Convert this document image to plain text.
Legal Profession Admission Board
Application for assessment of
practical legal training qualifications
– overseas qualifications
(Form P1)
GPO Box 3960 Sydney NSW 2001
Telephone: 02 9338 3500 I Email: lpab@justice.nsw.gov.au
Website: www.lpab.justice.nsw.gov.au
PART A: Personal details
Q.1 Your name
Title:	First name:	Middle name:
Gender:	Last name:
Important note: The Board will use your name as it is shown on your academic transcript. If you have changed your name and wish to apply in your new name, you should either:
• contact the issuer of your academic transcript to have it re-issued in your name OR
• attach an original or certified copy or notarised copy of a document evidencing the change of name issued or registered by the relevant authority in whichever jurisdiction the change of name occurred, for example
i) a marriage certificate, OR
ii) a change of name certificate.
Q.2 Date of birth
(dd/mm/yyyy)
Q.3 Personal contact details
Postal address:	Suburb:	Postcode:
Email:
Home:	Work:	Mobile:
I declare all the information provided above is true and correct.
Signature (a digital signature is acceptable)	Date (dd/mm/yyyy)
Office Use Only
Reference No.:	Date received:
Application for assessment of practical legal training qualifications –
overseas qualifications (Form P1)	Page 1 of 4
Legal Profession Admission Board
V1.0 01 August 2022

To be done: From the entries above, copy every line containing the word "certificate".

Reply:
i) a marriage certificate, OR
ii) a change of name certificate.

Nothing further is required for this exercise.